Are you able to retype all the records below exactly?

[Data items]
* * *

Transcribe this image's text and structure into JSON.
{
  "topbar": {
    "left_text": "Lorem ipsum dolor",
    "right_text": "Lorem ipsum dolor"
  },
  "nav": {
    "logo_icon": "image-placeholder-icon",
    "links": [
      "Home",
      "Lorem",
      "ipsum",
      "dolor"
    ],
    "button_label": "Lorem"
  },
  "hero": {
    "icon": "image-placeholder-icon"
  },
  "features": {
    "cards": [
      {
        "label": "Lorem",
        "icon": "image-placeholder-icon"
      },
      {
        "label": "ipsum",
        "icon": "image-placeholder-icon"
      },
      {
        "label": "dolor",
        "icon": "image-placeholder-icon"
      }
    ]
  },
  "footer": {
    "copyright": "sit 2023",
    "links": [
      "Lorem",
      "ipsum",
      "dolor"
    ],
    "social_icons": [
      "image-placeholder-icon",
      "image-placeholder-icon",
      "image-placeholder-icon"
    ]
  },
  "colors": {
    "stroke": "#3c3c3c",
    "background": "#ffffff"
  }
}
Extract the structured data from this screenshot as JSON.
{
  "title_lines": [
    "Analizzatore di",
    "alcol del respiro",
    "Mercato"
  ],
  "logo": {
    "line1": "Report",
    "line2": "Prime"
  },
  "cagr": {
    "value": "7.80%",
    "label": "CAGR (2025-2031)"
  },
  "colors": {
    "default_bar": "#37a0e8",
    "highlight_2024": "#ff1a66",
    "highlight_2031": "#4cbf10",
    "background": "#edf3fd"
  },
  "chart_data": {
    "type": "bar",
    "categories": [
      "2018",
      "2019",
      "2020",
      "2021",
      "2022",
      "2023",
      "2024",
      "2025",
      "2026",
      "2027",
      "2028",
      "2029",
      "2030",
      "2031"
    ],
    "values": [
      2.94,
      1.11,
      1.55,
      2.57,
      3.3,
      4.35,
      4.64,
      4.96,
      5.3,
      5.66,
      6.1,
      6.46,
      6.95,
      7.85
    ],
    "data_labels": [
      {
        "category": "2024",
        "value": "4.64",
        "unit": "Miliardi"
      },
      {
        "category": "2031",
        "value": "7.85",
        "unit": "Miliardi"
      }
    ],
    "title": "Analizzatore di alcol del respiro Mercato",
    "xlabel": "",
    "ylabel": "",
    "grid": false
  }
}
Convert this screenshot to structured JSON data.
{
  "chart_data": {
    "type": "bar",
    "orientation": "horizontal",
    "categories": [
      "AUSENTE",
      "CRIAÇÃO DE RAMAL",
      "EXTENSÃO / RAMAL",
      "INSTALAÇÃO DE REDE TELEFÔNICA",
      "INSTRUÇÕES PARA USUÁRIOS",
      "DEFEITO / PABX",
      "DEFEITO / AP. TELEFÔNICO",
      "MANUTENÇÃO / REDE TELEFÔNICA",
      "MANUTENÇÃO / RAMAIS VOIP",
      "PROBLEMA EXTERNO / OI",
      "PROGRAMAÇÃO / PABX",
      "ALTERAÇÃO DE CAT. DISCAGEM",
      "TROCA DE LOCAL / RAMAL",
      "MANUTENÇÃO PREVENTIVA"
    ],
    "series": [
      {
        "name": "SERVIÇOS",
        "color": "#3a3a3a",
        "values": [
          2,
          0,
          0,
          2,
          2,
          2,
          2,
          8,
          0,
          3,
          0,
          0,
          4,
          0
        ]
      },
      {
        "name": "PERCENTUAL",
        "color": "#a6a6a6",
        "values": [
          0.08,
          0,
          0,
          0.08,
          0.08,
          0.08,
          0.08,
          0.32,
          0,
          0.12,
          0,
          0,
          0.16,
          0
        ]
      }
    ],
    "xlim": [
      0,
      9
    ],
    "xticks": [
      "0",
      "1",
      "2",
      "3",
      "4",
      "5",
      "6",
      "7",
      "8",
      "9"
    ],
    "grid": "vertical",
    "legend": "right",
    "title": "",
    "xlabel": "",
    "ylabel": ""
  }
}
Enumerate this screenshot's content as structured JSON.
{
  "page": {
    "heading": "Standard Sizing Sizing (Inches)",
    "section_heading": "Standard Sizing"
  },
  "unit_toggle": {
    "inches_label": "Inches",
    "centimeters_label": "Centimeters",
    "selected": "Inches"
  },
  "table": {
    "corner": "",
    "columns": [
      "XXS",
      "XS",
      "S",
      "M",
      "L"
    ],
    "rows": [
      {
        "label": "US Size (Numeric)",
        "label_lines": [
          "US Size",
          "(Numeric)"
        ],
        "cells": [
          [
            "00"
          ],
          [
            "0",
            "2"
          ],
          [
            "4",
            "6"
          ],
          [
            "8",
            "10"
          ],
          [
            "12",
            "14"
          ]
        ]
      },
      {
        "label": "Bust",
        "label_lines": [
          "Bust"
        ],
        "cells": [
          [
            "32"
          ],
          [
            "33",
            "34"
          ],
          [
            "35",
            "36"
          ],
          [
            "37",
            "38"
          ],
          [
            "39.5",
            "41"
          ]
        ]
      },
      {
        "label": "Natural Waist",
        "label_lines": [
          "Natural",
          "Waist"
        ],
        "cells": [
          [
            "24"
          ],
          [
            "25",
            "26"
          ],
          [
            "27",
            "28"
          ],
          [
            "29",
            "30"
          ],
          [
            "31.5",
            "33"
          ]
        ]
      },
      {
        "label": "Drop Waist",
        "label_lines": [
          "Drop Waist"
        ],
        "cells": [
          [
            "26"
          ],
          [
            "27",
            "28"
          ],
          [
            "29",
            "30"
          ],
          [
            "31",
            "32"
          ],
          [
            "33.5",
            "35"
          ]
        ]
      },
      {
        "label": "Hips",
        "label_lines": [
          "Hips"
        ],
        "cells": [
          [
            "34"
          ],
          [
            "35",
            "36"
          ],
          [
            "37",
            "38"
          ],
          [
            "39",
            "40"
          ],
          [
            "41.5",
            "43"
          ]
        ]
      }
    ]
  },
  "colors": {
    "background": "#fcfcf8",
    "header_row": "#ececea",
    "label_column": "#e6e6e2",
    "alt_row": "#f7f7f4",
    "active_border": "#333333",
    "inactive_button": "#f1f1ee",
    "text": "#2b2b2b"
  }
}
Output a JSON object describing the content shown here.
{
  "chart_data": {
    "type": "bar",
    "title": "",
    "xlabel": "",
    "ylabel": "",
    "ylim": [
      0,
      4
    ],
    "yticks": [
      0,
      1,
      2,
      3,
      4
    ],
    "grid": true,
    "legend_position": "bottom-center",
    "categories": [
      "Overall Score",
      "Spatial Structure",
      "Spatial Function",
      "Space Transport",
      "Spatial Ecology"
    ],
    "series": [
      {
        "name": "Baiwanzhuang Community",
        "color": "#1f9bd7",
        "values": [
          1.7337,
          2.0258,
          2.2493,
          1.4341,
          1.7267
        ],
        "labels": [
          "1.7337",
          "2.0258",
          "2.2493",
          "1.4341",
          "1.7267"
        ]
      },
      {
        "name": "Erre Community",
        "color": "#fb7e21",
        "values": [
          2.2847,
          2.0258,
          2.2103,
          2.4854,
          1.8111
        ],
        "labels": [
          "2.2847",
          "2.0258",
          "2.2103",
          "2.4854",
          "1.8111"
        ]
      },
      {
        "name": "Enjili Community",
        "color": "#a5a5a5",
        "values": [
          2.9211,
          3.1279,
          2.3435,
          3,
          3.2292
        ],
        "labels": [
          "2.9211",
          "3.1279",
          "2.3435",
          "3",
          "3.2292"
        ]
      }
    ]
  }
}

* * *

**Written solution:**
Transcribe this image's text and structure into JSON.
{
  "topbar": {
    "left_text": "Lorem ipsum dolor",
    "right_text": "Lorem ipsum dolor"
  },
  "nav": {
    "logo_icon": "image-placeholder-icon",
    "links": [
      "Home",
      "Lorem",
      "ipsum",
      "dolor"
    ],
    "button_label": "Lorem"
  },
  "hero": {
    "icon": "image-placeholder-icon"
  },
  "features": {
    "cards": [
      {
        "label": "Lorem",
        "icon": "image-placeholder-icon"
      },
      {
        "label": "ipsum",
        "icon": "image-placeholder-icon"
      },
      {
        "label": "dolor",
        "icon": "image-placeholder-icon"
      }
    ]
  },
  "footer": {
    "copyright": "sit 2023",
    "links": [
      "Lorem",
      "ipsum",
      "dolor"
    ],
    "social_icons": [
      "image-placeholder-icon",
      "image-placeholder-icon",
      "image-placeholder-icon"
    ]
  },
  "colors": {
    "stroke": "#3c3c3c",
    "background": "#ffffff"
  }
}
Extract the structured data from this screenshot as JSON.
{
  "title_lines": [
    "Analizzatore di",
    "alcol del respiro",
    "Mercato"
  ],
  "logo": {
    "line1": "Report",
    "line2": "Prime"
  },
  "cagr": {
    "value": "7.80%",
    "label": "CAGR (2025-2031)"
  },
  "colors": {
    "default_bar": "#37a0e8",
    "highlight_2024": "#ff1a66",
    "highlight_2031": "#4cbf10",
    "background": "#edf3fd"
  },
  "chart_data": {
    "type": "bar",
    "categories": [
      "2018",
      "2019",
      "2020",
      "2021",
      "2022",
      "2023",
      "2024",
      "2025",
      "2026",
      "2027",
      "2028",
      "2029",
      "2030",
      "2031"
    ],
    "values": [
      2.94,
      1.11,
      1.55,
      2.57,
      3.3,
      4.35,
      4.64,
      4.96,
      5.3,
      5.66,
      6.1,
      6.46,
      6.95,
      7.85
    ],
    "data_labels": [
      {
        "category": "2024",
        "value": "4.64",
        "unit": "Miliardi"
      },
      {
        "category": "2031",
        "value": "7.85",
        "unit": "Miliardi"
      }
    ],
    "title": "Analizzatore di alcol del respiro Mercato",
    "xlabel": "",
    "ylabel": "",
    "grid": false
  }
}
Convert this screenshot to structured JSON data.
{
  "chart_data": {
    "type": "bar",
    "orientation": "horizontal",
    "categories": [
      "AUSENTE",
      "CRIAÇÃO DE RAMAL",
      "EXTENSÃO / RAMAL",
      "INSTALAÇÃO DE REDE TELEFÔNICA",
      "INSTRUÇÕES PARA USUÁRIOS",
      "DEFEITO / PABX",
      "DEFEITO / AP. TELEFÔNICO",
      "MANUTENÇÃO / REDE TELEFÔNICA",
      "MANUTENÇÃO / RAMAIS VOIP",
      "PROBLEMA EXTERNO / OI",
      "PROGRAMAÇÃO / PABX",
      "ALTERAÇÃO DE CAT. DISCAGEM",
      "TROCA DE LOCAL / RAMAL",
      "MANUTENÇÃO PREVENTIVA"
    ],
    "series": [
      {
        "name": "SERVIÇOS",
        "color": "#3a3a3a",
        "values": [
          2,
          0,
          0,
          2,
          2,
          2,
          2,
          8,
          0,
          3,
          0,
          0,
          4,
          0
        ]
      },
      {
        "name": "PERCENTUAL",
        "color": "#a6a6a6",
        "values": [
          0.08,
          0,
          0,
          0.08,
          0.08,
          0.08,
          0.08,
          0.32,
          0,
          0.12,
          0,
          0,
          0.16,
          0
        ]
      }
    ],
    "xlim": [
      0,
      9
    ],
    "xticks": [
      "0",
      "1",
      "2",
      "3",
      "4",
      "5",
      "6",
      "7",
      "8",
      "9"
    ],
    "grid": "vertical",
    "legend": "right",
    "title": "",
    "xlabel": "",
    "ylabel": ""
  }
}
Enumerate this screenshot's content as structured JSON.
{
  "page": {
    "heading": "Standard Sizing Sizing (Inches)",
    "section_heading": "Standard Sizing"
  },
  "unit_toggle": {
    "inches_label": "Inches",
    "centimeters_label": "Centimeters",
    "selected": "Inches"
  },
  "table": {
    "corner": "",
    "columns": [
      "XXS",
      "XS",
      "S",
      "M",
      "L"
    ],
    "rows": [
      {
        "label": "US Size (Numeric)",
        "label_lines": [
          "US Size",
          "(Numeric)"
        ],
        "cells": [
          [
            "00"
          ],
          [
            "0",
            "2"
          ],
          [
            "4",
            "6"
          ],
          [
            "8",
            "10"
          ],
          [
            "12",
            "14"
          ]
        ]
      },
      {
        "label": "Bust",
        "label_lines": [
          "Bust"
        ],
        "cells": [
          [
            "32"
          ],
          [
            "33",
            "34"
          ],
          [
            "35",
            "36"
          ],
          [
            "37",
            "38"
          ],
          [
            "39.5",
            "41"
          ]
        ]
      },
      {
        "label": "Natural Waist",
        "label_lines": [
          "Natural",
          "Waist"
        ],
        "cells": [
          [
            "24"
          ],
          [
            "25",
            "26"
          ],
          [
            "27",
            "28"
          ],
          [
            "29",
            "30"
          ],
          [
            "31.5",
            "33"
          ]
        ]
      },
      {
        "label": "Drop Waist",
        "label_lines": [
          "Drop Waist"
        ],
        "cells": [
          [
            "26"
          ],
          [
            "27",
            "28"
          ],
          [
            "29",
            "30"
          ],
          [
            "31",
            "32"
          ],
          [
            "33.5",
            "35"
          ]
        ]
      },
      {
        "label": "Hips",
        "label_lines": [
          "Hips"
        ],
        "cells": [
          [
            "34"
          ],
          [
            "35",
            "36"
          ],
          [
            "37",
            "38"
          ],
          [
            "39",
            "40"
          ],
          [
            "41.5",
            "43"
          ]
        ]
      }
    ]
  },
  "colors": {
    "background": "#fcfcf8",
    "header_row": "#ececea",
    "label_column": "#e6e6e2",
    "alt_row": "#f7f7f4",
    "active_border": "#333333",
    "inactive_button": "#f1f1ee",
    "text": "#2b2b2b"
  }
}
Output a JSON object describing the content shown here.
{
  "chart_data": {
    "type": "bar",
    "title": "",
    "xlabel": "",
    "ylabel": "",
    "ylim": [
      0,
      4
    ],
    "yticks": [
      0,
      1,
      2,
      3,
      4
    ],
    "grid": true,
    "legend_position": "bottom-center",
    "categories": [
      "Overall Score",
      "Spatial Structure",
      "Spatial Function",
      "Space Transport",
      "Spatial Ecology"
    ],
    "series": [
      {
        "name": "Baiwanzhuang Community",
        "color": "#1f9bd7",
        "values": [
          1.7337,
          2.0258,
          2.2493,
          1.4341,
          1.7267
        ],
        "labels": [
          "1.7337",
          "2.0258",
          "2.2493",
          "1.4341",
          "1.7267"
        ]
      },
      {
        "name": "Erre Community",
        "color": "#fb7e21",
        "values": [
          2.2847,
          2.0258,
          2.2103,
          2.4854,
          1.8111
        ],
        "labels": [
          "2.2847",
          "2.0258",
          "2.2103",
          "2.4854",
          "1.8111"
        ]
      },
      {
        "name": "Enjili Community",
        "color": "#a5a5a5",
        "values": [
          2.9211,
          3.1279,
          2.3435,
          3,
          3.2292
        ],
        "labels": [
          "2.9211",
          "3.1279",
          "2.3435",
          "3",
          "3.2292"
        ]
      }
    ]
  }
}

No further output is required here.